Collected data entries
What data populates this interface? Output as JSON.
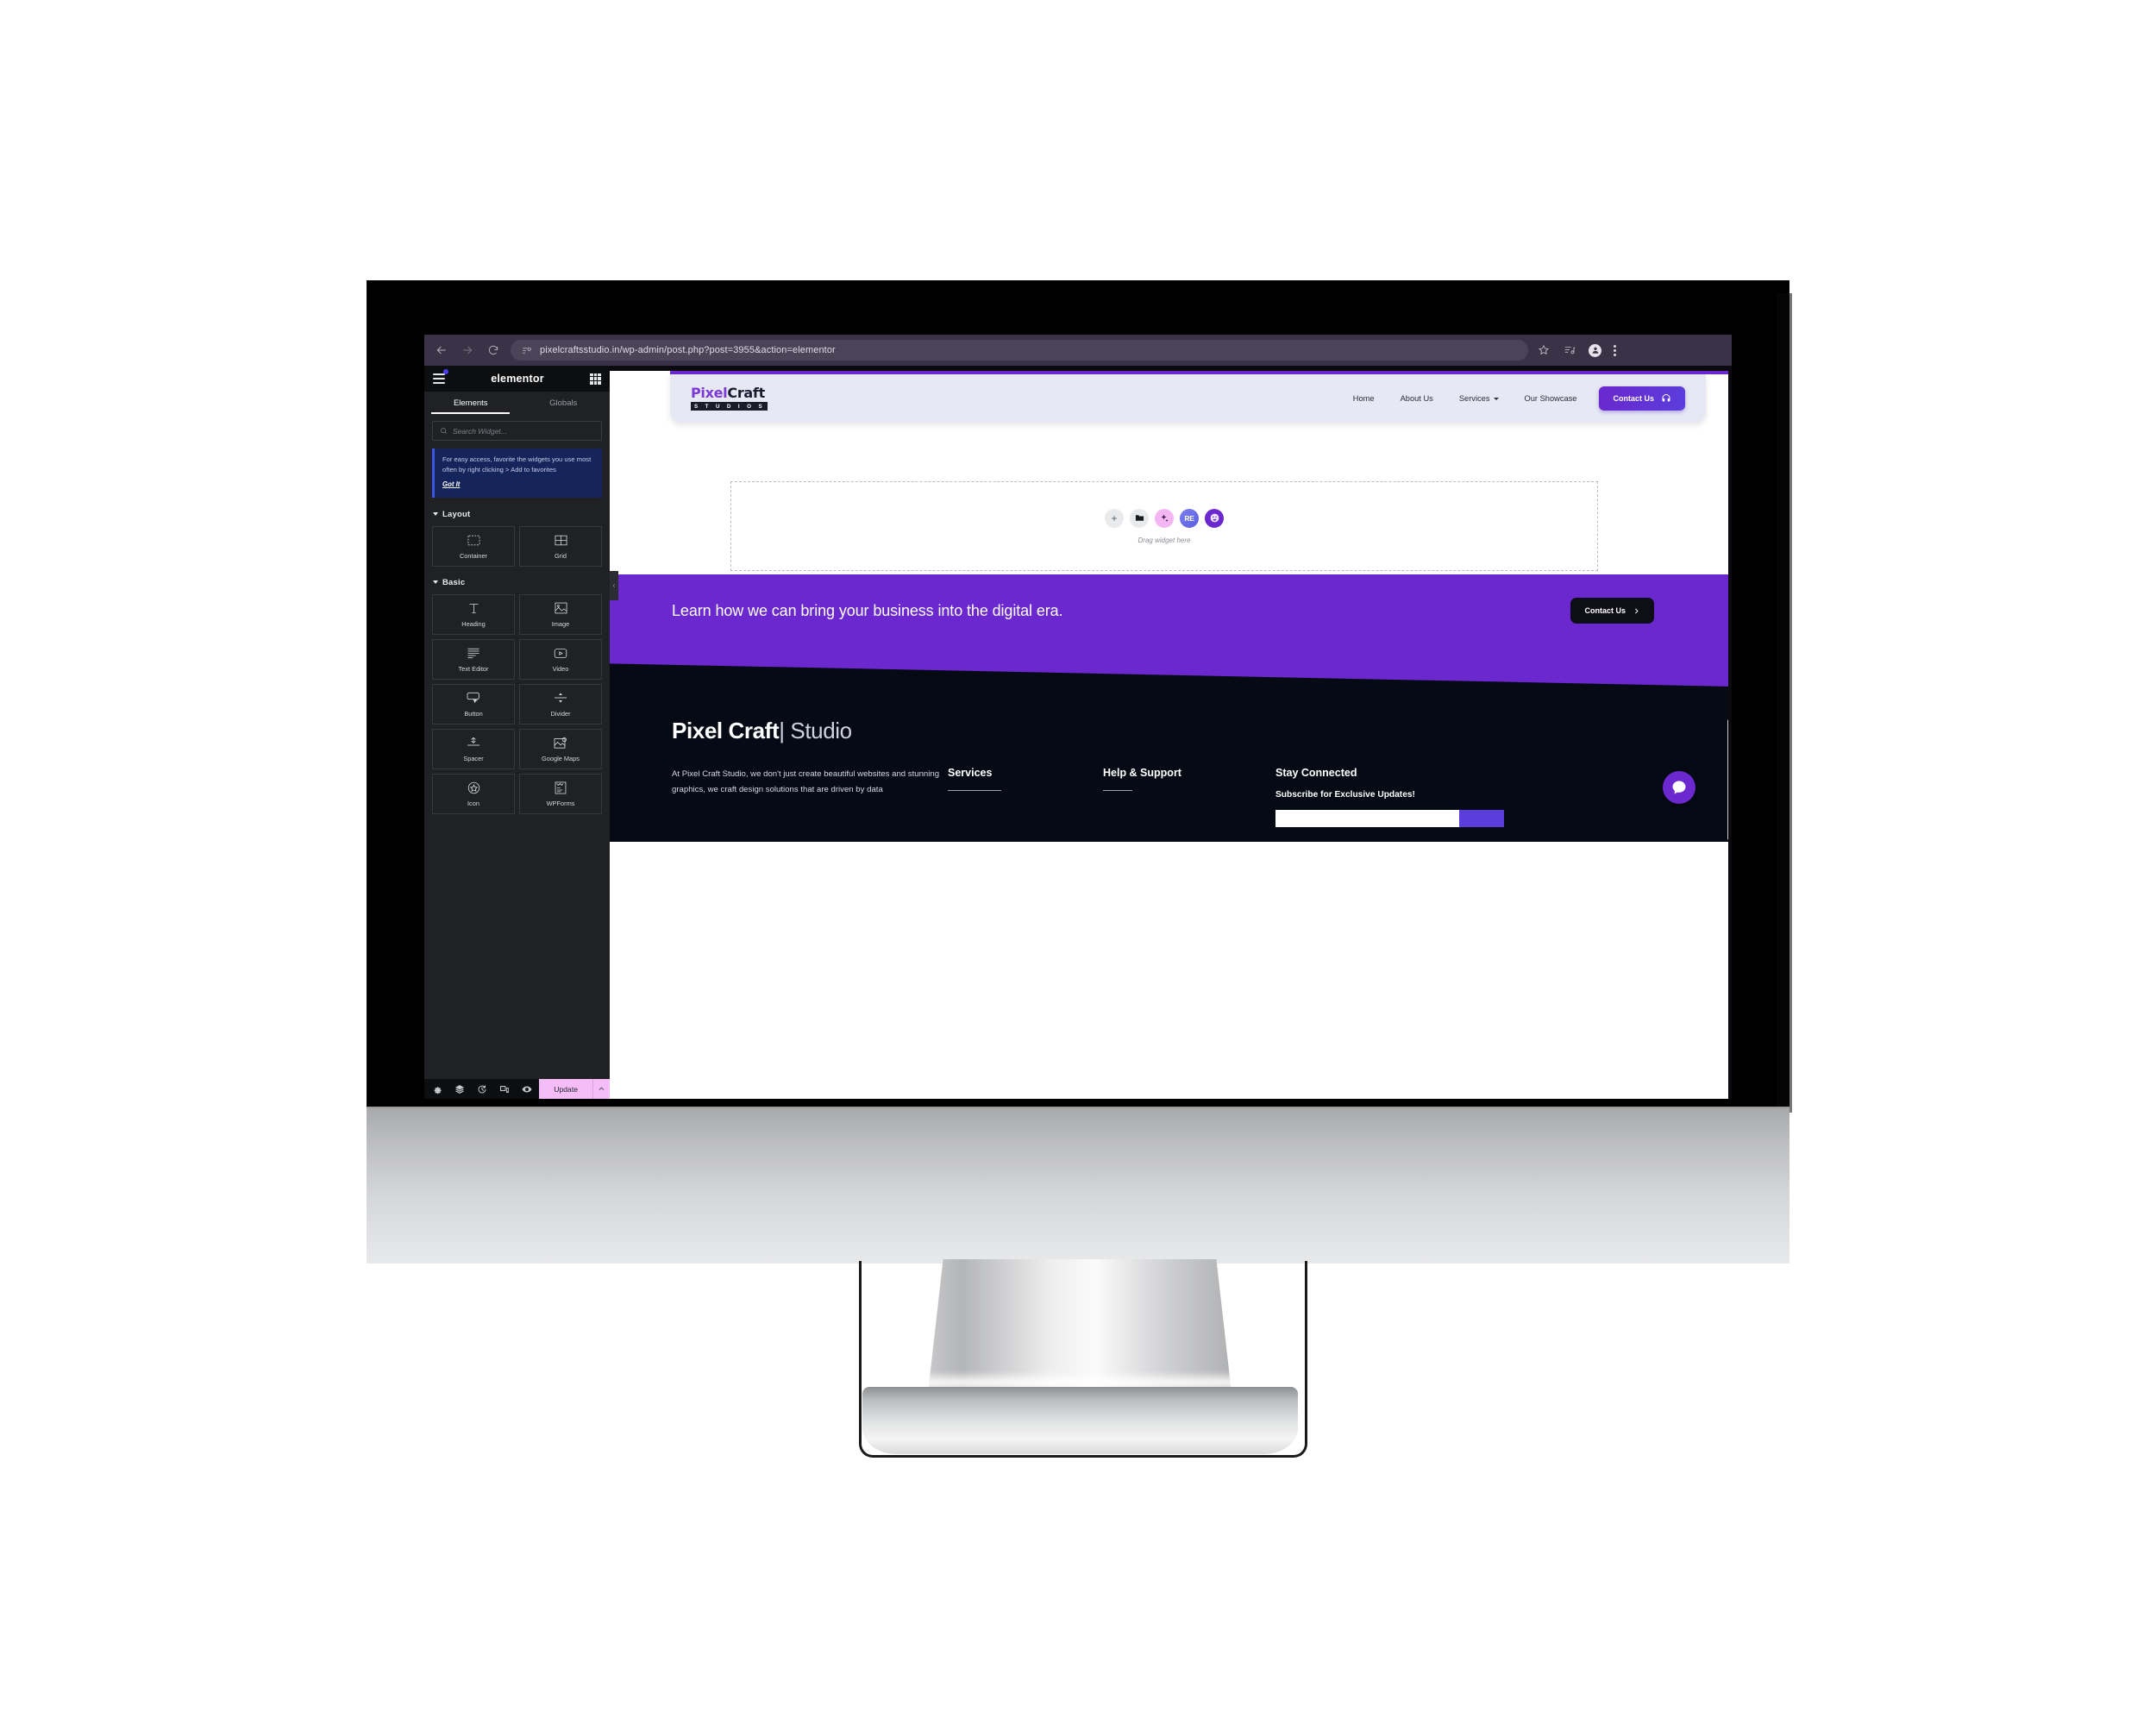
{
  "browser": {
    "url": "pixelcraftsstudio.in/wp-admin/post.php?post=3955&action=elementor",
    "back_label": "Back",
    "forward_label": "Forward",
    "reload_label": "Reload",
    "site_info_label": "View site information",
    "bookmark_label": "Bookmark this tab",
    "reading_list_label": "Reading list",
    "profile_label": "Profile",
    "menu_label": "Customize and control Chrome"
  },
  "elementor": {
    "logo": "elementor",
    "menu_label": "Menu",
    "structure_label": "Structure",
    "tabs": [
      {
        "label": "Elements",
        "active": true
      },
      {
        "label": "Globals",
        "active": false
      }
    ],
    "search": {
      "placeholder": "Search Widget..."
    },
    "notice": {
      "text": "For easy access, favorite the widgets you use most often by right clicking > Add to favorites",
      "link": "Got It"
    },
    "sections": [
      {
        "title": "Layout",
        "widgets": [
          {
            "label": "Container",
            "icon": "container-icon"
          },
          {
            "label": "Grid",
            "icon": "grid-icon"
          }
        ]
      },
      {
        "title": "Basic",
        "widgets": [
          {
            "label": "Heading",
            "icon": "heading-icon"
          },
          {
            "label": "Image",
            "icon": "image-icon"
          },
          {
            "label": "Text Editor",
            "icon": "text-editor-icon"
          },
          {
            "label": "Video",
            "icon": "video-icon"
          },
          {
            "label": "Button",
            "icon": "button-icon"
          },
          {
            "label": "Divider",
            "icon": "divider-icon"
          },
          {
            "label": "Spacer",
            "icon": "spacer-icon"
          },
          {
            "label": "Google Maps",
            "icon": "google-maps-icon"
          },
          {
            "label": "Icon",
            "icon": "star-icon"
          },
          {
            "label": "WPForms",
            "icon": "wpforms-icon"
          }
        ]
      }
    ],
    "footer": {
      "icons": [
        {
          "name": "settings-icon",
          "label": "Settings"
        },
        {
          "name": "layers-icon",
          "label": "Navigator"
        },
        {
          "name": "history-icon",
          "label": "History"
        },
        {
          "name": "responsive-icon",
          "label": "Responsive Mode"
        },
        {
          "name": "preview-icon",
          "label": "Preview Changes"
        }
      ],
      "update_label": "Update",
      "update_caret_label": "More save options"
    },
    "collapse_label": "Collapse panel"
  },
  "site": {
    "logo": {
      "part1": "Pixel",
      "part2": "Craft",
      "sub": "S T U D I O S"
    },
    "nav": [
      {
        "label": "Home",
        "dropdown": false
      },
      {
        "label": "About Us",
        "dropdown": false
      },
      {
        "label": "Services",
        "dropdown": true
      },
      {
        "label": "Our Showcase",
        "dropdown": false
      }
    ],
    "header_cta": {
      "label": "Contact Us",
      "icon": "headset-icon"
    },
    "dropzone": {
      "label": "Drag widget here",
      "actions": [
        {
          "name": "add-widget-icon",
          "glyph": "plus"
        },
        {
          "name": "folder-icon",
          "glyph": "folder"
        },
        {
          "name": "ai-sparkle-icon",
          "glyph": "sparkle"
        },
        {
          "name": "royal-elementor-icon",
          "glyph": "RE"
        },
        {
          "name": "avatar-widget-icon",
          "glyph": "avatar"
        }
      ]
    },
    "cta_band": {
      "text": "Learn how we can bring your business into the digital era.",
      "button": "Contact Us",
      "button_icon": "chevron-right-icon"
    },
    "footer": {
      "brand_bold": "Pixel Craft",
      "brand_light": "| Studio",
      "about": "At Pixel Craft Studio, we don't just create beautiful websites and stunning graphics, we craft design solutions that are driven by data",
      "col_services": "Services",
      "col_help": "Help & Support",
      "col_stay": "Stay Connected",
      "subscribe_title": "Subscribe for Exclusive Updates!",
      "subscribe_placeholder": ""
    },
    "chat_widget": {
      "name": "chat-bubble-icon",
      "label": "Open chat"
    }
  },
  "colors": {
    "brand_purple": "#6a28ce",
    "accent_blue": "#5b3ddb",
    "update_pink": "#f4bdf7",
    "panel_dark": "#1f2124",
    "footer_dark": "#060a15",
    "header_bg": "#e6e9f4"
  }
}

■ **GIVEN EXERCISE**: Take the records above and transcribe them exactly, dropping every picture.

■ **WRITTEN ANSWER**:
What data populates this interface? Output as JSON.
{
  "browser": {
    "url": "pixelcraftsstudio.in/wp-admin/post.php?post=3955&action=elementor",
    "back_label": "Back",
    "forward_label": "Forward",
    "reload_label": "Reload",
    "site_info_label": "View site information",
    "bookmark_label": "Bookmark this tab",
    "reading_list_label": "Reading list",
    "profile_label": "Profile",
    "menu_label": "Customize and control Chrome"
  },
  "elementor": {
    "logo": "elementor",
    "menu_label": "Menu",
    "structure_label": "Structure",
    "tabs": [
      {
        "label": "Elements",
        "active": true
      },
      {
        "label": "Globals",
        "active": false
      }
    ],
    "search": {
      "placeholder": "Search Widget..."
    },
    "notice": {
      "text": "For easy access, favorite the widgets you use most often by right clicking > Add to favorites",
      "link": "Got It"
    },
    "sections": [
      {
        "title": "Layout",
        "widgets": [
          {
            "label": "Container",
            "icon": "container-icon"
          },
          {
            "label": "Grid",
            "icon": "grid-icon"
          }
        ]
      },
      {
        "title": "Basic",
        "widgets": [
          {
            "label": "Heading",
            "icon": "heading-icon"
          },
          {
            "label": "Image",
            "icon": "image-icon"
          },
          {
            "label": "Text Editor",
            "icon": "text-editor-icon"
          },
          {
            "label": "Video",
            "icon": "video-icon"
          },
          {
            "label": "Button",
            "icon": "button-icon"
          },
          {
            "label": "Divider",
            "icon": "divider-icon"
          },
          {
            "label": "Spacer",
            "icon": "spacer-icon"
          },
          {
            "label": "Google Maps",
            "icon": "google-maps-icon"
          },
          {
            "label": "Icon",
            "icon": "star-icon"
          },
          {
            "label": "WPForms",
            "icon": "wpforms-icon"
          }
        ]
      }
    ],
    "footer": {
      "icons": [
        {
          "name": "settings-icon",
          "label": "Settings"
        },
        {
          "name": "layers-icon",
          "label": "Navigator"
        },
        {
          "name": "history-icon",
          "label": "History"
        },
        {
          "name": "responsive-icon",
          "label": "Responsive Mode"
        },
        {
          "name": "preview-icon",
          "label": "Preview Changes"
        }
      ],
      "update_label": "Update",
      "update_caret_label": "More save options"
    },
    "collapse_label": "Collapse panel"
  },
  "site": {
    "logo": {
      "part1": "Pixel",
      "part2": "Craft",
      "sub": "S T U D I O S"
    },
    "nav": [
      {
        "label": "Home",
        "dropdown": false
      },
      {
        "label": "About Us",
        "dropdown": false
      },
      {
        "label": "Services",
        "dropdown": true
      },
      {
        "label": "Our Showcase",
        "dropdown": false
      }
    ],
    "header_cta": {
      "label": "Contact Us",
      "icon": "headset-icon"
    },
    "dropzone": {
      "label": "Drag widget here",
      "actions": [
        {
          "name": "add-widget-icon",
          "glyph": "plus"
        },
        {
          "name": "folder-icon",
          "glyph": "folder"
        },
        {
          "name": "ai-sparkle-icon",
          "glyph": "sparkle"
        },
        {
          "name": "royal-elementor-icon",
          "glyph": "RE"
        },
        {
          "name": "avatar-widget-icon",
          "glyph": "avatar"
        }
      ]
    },
    "cta_band": {
      "text": "Learn how we can bring your business into the digital era.",
      "button": "Contact Us",
      "button_icon": "chevron-right-icon"
    },
    "footer": {
      "brand_bold": "Pixel Craft",
      "brand_light": "| Studio",
      "about": "At Pixel Craft Studio, we don't just create beautiful websites and stunning graphics, we craft design solutions that are driven by data",
      "col_services": "Services",
      "col_help": "Help & Support",
      "col_stay": "Stay Connected",
      "subscribe_title": "Subscribe for Exclusive Updates!",
      "subscribe_placeholder": ""
    },
    "chat_widget": {
      "name": "chat-bubble-icon",
      "label": "Open chat"
    }
  },
  "colors": {
    "brand_purple": "#6a28ce",
    "accent_blue": "#5b3ddb",
    "update_pink": "#f4bdf7",
    "panel_dark": "#1f2124",
    "footer_dark": "#060a15",
    "header_bg": "#e6e9f4"
  }
}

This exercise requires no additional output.